─── Information given

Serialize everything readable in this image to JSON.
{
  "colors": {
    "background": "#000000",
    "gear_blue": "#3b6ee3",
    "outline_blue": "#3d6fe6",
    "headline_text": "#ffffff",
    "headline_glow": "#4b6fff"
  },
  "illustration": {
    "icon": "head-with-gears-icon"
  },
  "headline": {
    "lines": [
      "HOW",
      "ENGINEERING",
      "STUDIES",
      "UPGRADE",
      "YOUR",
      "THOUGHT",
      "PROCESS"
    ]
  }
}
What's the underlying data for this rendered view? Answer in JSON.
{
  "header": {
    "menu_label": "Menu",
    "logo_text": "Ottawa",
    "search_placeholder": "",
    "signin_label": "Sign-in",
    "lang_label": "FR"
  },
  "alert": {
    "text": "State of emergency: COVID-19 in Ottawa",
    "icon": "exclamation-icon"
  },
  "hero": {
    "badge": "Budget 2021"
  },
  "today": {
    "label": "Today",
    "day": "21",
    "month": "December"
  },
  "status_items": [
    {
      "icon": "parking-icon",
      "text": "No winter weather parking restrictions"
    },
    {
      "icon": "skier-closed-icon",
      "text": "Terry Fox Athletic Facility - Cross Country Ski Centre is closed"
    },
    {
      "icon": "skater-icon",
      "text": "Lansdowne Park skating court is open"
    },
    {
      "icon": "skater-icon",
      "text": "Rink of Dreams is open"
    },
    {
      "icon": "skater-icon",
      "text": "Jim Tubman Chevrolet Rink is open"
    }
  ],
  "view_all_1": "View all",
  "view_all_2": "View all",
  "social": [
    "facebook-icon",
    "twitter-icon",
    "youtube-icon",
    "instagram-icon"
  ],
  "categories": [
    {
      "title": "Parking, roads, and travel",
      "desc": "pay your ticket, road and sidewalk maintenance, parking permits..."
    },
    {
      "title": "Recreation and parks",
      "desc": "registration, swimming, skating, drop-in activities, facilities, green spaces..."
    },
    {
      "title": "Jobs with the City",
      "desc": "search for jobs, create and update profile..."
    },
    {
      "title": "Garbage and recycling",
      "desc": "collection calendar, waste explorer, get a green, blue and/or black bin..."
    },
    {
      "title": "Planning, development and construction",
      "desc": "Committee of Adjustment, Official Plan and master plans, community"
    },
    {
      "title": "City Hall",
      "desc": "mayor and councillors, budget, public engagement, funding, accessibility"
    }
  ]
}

──────

§ **Task prompt**: Pull out every line of the records that includes the string "closed".

§ **Written response**:
      "icon": "skier-closed-icon",
      "text": "Terry Fox Athletic Facility - Cross Country Ski Centre is closed"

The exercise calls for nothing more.